---------- Extracted data ----------

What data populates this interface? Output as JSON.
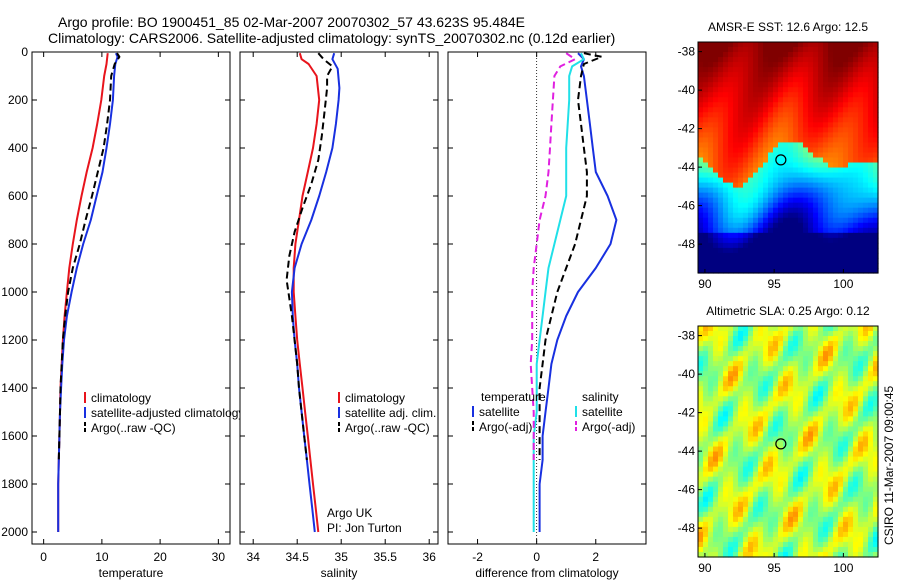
{
  "header": {
    "line1": "Argo profile: BO 1900451_85 02-Mar-2007 20070302_57 43.623S 95.484E",
    "line2": "Climatology: CARS2006. Satellite-adjusted climatology: synTS_20070302.nc (0.12d earlier)"
  },
  "credit": "CSIRO 11-Mar-2007 09:00:45",
  "colors": {
    "climatology": "#e8141c",
    "satellite": "#1830e0",
    "argo": "#000000",
    "sat_salinity": "#20e0e8",
    "argo_salinity": "#e020e0"
  },
  "depth_ticks": [
    0,
    200,
    400,
    600,
    800,
    1000,
    1200,
    1400,
    1600,
    1800,
    2000
  ],
  "chart_data": [
    {
      "type": "line",
      "id": "temperature",
      "xlabel": "temperature",
      "ylabel": "",
      "xlim": [
        -2,
        32
      ],
      "ylim": [
        2050,
        0
      ],
      "xticks": [
        0,
        10,
        20,
        30
      ],
      "legend": [
        "climatology",
        "satellite-adjusted climatology",
        "Argo(..raw -QC)"
      ],
      "series": [
        {
          "name": "climatology",
          "style": "solid",
          "color": "#e8141c",
          "points": [
            [
              11.0,
              5
            ],
            [
              10.8,
              50
            ],
            [
              10.4,
              100
            ],
            [
              9.9,
              200
            ],
            [
              9.2,
              300
            ],
            [
              8.4,
              400
            ],
            [
              7.4,
              500
            ],
            [
              6.5,
              600
            ],
            [
              5.7,
              700
            ],
            [
              5.0,
              800
            ],
            [
              4.4,
              900
            ],
            [
              4.0,
              1000
            ],
            [
              3.6,
              1100
            ],
            [
              3.3,
              1200
            ],
            [
              3.1,
              1300
            ],
            [
              2.9,
              1400
            ],
            [
              2.8,
              1500
            ],
            [
              2.7,
              1600
            ],
            [
              2.6,
              1700
            ],
            [
              2.5,
              1800
            ],
            [
              2.5,
              1900
            ],
            [
              2.5,
              2000
            ]
          ]
        },
        {
          "name": "satellite-adjusted climatology",
          "style": "solid",
          "color": "#1830e0",
          "points": [
            [
              12.4,
              5
            ],
            [
              12.7,
              20
            ],
            [
              12.3,
              50
            ],
            [
              12.1,
              100
            ],
            [
              11.9,
              200
            ],
            [
              11.4,
              300
            ],
            [
              10.8,
              400
            ],
            [
              10.1,
              500
            ],
            [
              9.1,
              600
            ],
            [
              8.1,
              700
            ],
            [
              6.8,
              800
            ],
            [
              5.7,
              900
            ],
            [
              4.8,
              1000
            ],
            [
              4.0,
              1100
            ],
            [
              3.5,
              1200
            ],
            [
              3.2,
              1300
            ],
            [
              3.0,
              1400
            ],
            [
              2.8,
              1500
            ],
            [
              2.7,
              1600
            ],
            [
              2.6,
              1700
            ],
            [
              2.5,
              1800
            ],
            [
              2.5,
              1900
            ],
            [
              2.5,
              2000
            ]
          ]
        },
        {
          "name": "Argo(..raw -QC)",
          "style": "dashed",
          "color": "#000000",
          "points": [
            [
              12.6,
              5
            ],
            [
              13.0,
              20
            ],
            [
              12.2,
              50
            ],
            [
              11.6,
              100
            ],
            [
              11.4,
              200
            ],
            [
              10.9,
              300
            ],
            [
              10.3,
              400
            ],
            [
              9.3,
              500
            ],
            [
              8.3,
              600
            ],
            [
              7.2,
              700
            ],
            [
              6.2,
              800
            ],
            [
              5.0,
              900
            ],
            [
              4.2,
              1000
            ],
            [
              3.7,
              1100
            ],
            [
              3.3,
              1200
            ],
            [
              3.1,
              1300
            ],
            [
              2.9,
              1400
            ],
            [
              2.8,
              1500
            ],
            [
              2.7,
              1600
            ],
            [
              2.6,
              1700
            ]
          ]
        }
      ]
    },
    {
      "type": "line",
      "id": "salinity",
      "xlabel": "salinity",
      "ylabel": "",
      "xlim": [
        33.85,
        36.1
      ],
      "ylim": [
        2050,
        0
      ],
      "xticks": [
        34,
        34.5,
        35,
        35.5,
        36
      ],
      "legend": [
        "climatology",
        "satellite adj. clim.",
        "Argo(..raw -QC)"
      ],
      "annotation": [
        "Argo UK",
        "PI: Jon Turton"
      ],
      "series": [
        {
          "name": "climatology",
          "style": "solid",
          "color": "#e8141c",
          "points": [
            [
              34.53,
              5
            ],
            [
              34.55,
              30
            ],
            [
              34.63,
              50
            ],
            [
              34.72,
              100
            ],
            [
              34.75,
              200
            ],
            [
              34.72,
              300
            ],
            [
              34.68,
              400
            ],
            [
              34.62,
              500
            ],
            [
              34.56,
              600
            ],
            [
              34.52,
              700
            ],
            [
              34.48,
              800
            ],
            [
              34.46,
              900
            ],
            [
              34.46,
              1000
            ],
            [
              34.48,
              1100
            ],
            [
              34.5,
              1200
            ],
            [
              34.53,
              1300
            ],
            [
              34.56,
              1400
            ],
            [
              34.59,
              1500
            ],
            [
              34.62,
              1600
            ],
            [
              34.65,
              1700
            ],
            [
              34.68,
              1800
            ],
            [
              34.71,
              1900
            ],
            [
              34.74,
              2000
            ]
          ]
        },
        {
          "name": "satellite adj. clim.",
          "style": "solid",
          "color": "#1830e0",
          "points": [
            [
              34.92,
              5
            ],
            [
              34.9,
              30
            ],
            [
              34.96,
              70
            ],
            [
              34.98,
              150
            ],
            [
              34.97,
              200
            ],
            [
              34.94,
              300
            ],
            [
              34.9,
              400
            ],
            [
              34.83,
              500
            ],
            [
              34.75,
              600
            ],
            [
              34.66,
              700
            ],
            [
              34.55,
              800
            ],
            [
              34.47,
              900
            ],
            [
              34.44,
              1000
            ],
            [
              34.45,
              1100
            ],
            [
              34.47,
              1200
            ],
            [
              34.5,
              1300
            ],
            [
              34.52,
              1400
            ],
            [
              34.55,
              1500
            ],
            [
              34.58,
              1600
            ],
            [
              34.61,
              1700
            ],
            [
              34.64,
              1800
            ],
            [
              34.67,
              1900
            ],
            [
              34.7,
              2000
            ]
          ]
        },
        {
          "name": "Argo(..raw -QC)",
          "style": "dashed",
          "color": "#000000",
          "points": [
            [
              34.74,
              5
            ],
            [
              34.8,
              30
            ],
            [
              34.9,
              60
            ],
            [
              34.84,
              100
            ],
            [
              34.84,
              150
            ],
            [
              34.81,
              250
            ],
            [
              34.78,
              350
            ],
            [
              34.74,
              450
            ],
            [
              34.66,
              550
            ],
            [
              34.56,
              650
            ],
            [
              34.47,
              750
            ],
            [
              34.41,
              850
            ],
            [
              34.38,
              950
            ],
            [
              34.4,
              1000
            ],
            [
              34.44,
              1100
            ],
            [
              34.47,
              1200
            ],
            [
              34.5,
              1300
            ],
            [
              34.52,
              1400
            ],
            [
              34.55,
              1500
            ],
            [
              34.58,
              1600
            ],
            [
              34.61,
              1700
            ]
          ]
        }
      ]
    },
    {
      "type": "line",
      "id": "difference",
      "xlabel": "difference from climatology",
      "ylabel": "",
      "xlim": [
        -3,
        3.7
      ],
      "ylim": [
        2050,
        0
      ],
      "xticks": [
        -2,
        0,
        2
      ],
      "legend_temperature_title": "temperature",
      "legend_salinity_title": "salinity",
      "legend_temperature": [
        "satellite",
        "Argo(-adj)"
      ],
      "legend_salinity": [
        "satellite",
        "Argo(-adj)"
      ],
      "series": [
        {
          "name": "temperature satellite",
          "style": "solid",
          "color": "#1830e0",
          "points": [
            [
              1.4,
              5
            ],
            [
              1.6,
              30
            ],
            [
              1.5,
              60
            ],
            [
              1.6,
              100
            ],
            [
              1.7,
              200
            ],
            [
              1.8,
              300
            ],
            [
              1.9,
              400
            ],
            [
              2.0,
              500
            ],
            [
              2.4,
              600
            ],
            [
              2.7,
              700
            ],
            [
              2.5,
              800
            ],
            [
              2.0,
              900
            ],
            [
              1.4,
              1000
            ],
            [
              1.0,
              1100
            ],
            [
              0.7,
              1200
            ],
            [
              0.5,
              1300
            ],
            [
              0.4,
              1400
            ],
            [
              0.3,
              1500
            ],
            [
              0.2,
              1600
            ],
            [
              0.2,
              1700
            ],
            [
              0.1,
              1800
            ],
            [
              0.1,
              1900
            ],
            [
              0.1,
              2000
            ]
          ]
        },
        {
          "name": "temperature Argo(-adj)",
          "style": "dashed",
          "color": "#000000",
          "points": [
            [
              1.6,
              5
            ],
            [
              2.2,
              20
            ],
            [
              1.6,
              50
            ],
            [
              1.5,
              100
            ],
            [
              1.4,
              200
            ],
            [
              1.5,
              300
            ],
            [
              1.6,
              400
            ],
            [
              1.7,
              500
            ],
            [
              1.7,
              600
            ],
            [
              1.5,
              700
            ],
            [
              1.3,
              800
            ],
            [
              1.0,
              900
            ],
            [
              0.7,
              1000
            ],
            [
              0.5,
              1100
            ],
            [
              0.3,
              1200
            ],
            [
              0.2,
              1300
            ],
            [
              0.1,
              1400
            ],
            [
              0.1,
              1500
            ],
            [
              0.1,
              1600
            ],
            [
              0.1,
              1700
            ]
          ]
        },
        {
          "name": "salinity satellite",
          "style": "solid",
          "color": "#20e0e8",
          "points": [
            [
              1.5,
              5
            ],
            [
              1.6,
              30
            ],
            [
              1.2,
              60
            ],
            [
              1.1,
              100
            ],
            [
              1.1,
              200
            ],
            [
              1.05,
              300
            ],
            [
              1.0,
              400
            ],
            [
              1.0,
              500
            ],
            [
              1.0,
              600
            ],
            [
              0.8,
              700
            ],
            [
              0.6,
              800
            ],
            [
              0.4,
              900
            ],
            [
              0.3,
              1000
            ],
            [
              0.2,
              1100
            ],
            [
              0.1,
              1200
            ],
            [
              0.0,
              1300
            ],
            [
              0.0,
              1400
            ],
            [
              0.0,
              1500
            ],
            [
              -0.1,
              1600
            ],
            [
              -0.1,
              1700
            ],
            [
              -0.1,
              1800
            ],
            [
              -0.1,
              1900
            ],
            [
              -0.1,
              2000
            ]
          ]
        },
        {
          "name": "salinity Argo(-adj)",
          "style": "dashed",
          "color": "#e020e0",
          "points": [
            [
              1.0,
              5
            ],
            [
              1.3,
              30
            ],
            [
              0.8,
              60
            ],
            [
              0.6,
              100
            ],
            [
              0.55,
              200
            ],
            [
              0.5,
              300
            ],
            [
              0.45,
              400
            ],
            [
              0.4,
              500
            ],
            [
              0.3,
              600
            ],
            [
              0.1,
              700
            ],
            [
              0.0,
              800
            ],
            [
              -0.1,
              900
            ],
            [
              -0.15,
              1000
            ],
            [
              -0.15,
              1100
            ],
            [
              -0.15,
              1200
            ],
            [
              -0.2,
              1300
            ],
            [
              -0.15,
              1400
            ],
            [
              -0.1,
              1500
            ],
            [
              -0.1,
              1600
            ],
            [
              -0.1,
              1700
            ]
          ]
        }
      ]
    },
    {
      "type": "heatmap",
      "id": "sst_map",
      "title": "AMSR-E SST: 12.6 Argo: 12.5",
      "xlim": [
        89.5,
        102.5
      ],
      "ylim": [
        -49.5,
        -37.5
      ],
      "xticks": [
        90,
        95,
        100
      ],
      "yticks": [
        -38,
        -40,
        -42,
        -44,
        -46,
        -48
      ],
      "marker": [
        95.484,
        -43.623
      ]
    },
    {
      "type": "heatmap",
      "id": "sla_map",
      "title": "Altimetric SLA: 0.25 Argo: 0.12",
      "xlim": [
        89.5,
        102.5
      ],
      "ylim": [
        -49.5,
        -37.5
      ],
      "xticks": [
        90,
        95,
        100
      ],
      "yticks": [
        -38,
        -40,
        -42,
        -44,
        -46,
        -48
      ],
      "marker": [
        95.484,
        -43.623
      ]
    }
  ]
}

----------

> _Exercise task_
Where a line above contains the word "climatology", copy that line.

> _Solution to this task_
    "line2": "Climatology: CARS2006. Satellite-adjusted climatology: synTS_20070302.nc (0.12d earlier)"
    "climatology": "#e8141c",
        "climatology",
        "satellite-adjusted climatology",
          "name": "climatology",
          "name": "satellite-adjusted climatology",
        "climatology",
          "name": "climatology",
      "xlabel": "difference from climatology",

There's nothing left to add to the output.